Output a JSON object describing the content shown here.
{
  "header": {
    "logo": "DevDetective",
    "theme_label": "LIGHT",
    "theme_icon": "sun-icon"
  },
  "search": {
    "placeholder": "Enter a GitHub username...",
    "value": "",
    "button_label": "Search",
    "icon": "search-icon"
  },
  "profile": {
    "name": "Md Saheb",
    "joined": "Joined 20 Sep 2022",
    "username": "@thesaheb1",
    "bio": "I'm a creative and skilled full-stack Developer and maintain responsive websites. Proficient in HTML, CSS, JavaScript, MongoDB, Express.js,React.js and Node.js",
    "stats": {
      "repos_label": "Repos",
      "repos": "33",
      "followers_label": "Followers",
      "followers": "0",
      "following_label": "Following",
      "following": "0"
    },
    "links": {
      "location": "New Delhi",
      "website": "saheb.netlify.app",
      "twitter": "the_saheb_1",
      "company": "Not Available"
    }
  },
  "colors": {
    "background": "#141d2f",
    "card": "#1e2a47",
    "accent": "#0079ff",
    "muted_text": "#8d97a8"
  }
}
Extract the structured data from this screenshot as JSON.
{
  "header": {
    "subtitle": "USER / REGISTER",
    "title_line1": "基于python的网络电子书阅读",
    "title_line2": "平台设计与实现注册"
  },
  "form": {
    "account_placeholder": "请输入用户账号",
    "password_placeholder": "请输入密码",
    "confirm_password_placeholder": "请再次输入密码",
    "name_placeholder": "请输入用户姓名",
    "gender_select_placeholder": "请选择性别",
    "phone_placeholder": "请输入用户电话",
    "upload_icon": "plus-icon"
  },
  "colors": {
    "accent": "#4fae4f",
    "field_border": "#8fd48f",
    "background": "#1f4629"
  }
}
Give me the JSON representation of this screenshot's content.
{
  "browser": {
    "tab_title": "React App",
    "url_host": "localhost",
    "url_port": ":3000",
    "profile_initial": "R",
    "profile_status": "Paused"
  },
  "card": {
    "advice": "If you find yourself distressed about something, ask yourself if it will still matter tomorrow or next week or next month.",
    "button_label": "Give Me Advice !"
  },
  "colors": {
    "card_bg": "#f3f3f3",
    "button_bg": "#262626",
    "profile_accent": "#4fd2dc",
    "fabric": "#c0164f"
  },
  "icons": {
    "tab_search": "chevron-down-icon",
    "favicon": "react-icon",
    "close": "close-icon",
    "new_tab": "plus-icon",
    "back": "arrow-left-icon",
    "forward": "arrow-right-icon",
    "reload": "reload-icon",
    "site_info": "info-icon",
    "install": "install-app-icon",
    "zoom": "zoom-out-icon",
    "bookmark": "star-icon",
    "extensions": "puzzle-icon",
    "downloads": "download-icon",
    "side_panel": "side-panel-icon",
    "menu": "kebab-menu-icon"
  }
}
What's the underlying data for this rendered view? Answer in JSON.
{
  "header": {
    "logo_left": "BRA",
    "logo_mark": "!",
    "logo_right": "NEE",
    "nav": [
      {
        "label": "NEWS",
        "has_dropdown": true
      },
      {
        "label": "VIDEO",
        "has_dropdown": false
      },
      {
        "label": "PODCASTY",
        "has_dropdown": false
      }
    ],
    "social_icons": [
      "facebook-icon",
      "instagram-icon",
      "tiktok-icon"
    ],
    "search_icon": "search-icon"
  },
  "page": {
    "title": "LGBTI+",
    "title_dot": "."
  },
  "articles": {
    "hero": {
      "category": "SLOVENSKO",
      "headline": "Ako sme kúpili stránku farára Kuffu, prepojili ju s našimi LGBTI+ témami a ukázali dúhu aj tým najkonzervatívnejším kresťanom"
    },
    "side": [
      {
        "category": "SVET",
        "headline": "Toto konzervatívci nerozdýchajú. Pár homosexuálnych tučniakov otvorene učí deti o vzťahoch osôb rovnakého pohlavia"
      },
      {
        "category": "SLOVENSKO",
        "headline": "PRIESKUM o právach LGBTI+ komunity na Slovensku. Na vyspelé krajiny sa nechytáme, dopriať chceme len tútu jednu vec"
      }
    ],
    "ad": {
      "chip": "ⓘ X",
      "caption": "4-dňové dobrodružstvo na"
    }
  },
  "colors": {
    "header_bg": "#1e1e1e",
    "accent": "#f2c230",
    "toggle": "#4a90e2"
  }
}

▸ Instructions for the task
From the entries, copy out each line containing the word "JSON".

▸ Reply
Output a JSON object describing the content shown here.
Extract the structured data from this screenshot as JSON.
Give me the JSON representation of this screenshot's content.
What's the underlying data for this rendered view? Answer in JSON.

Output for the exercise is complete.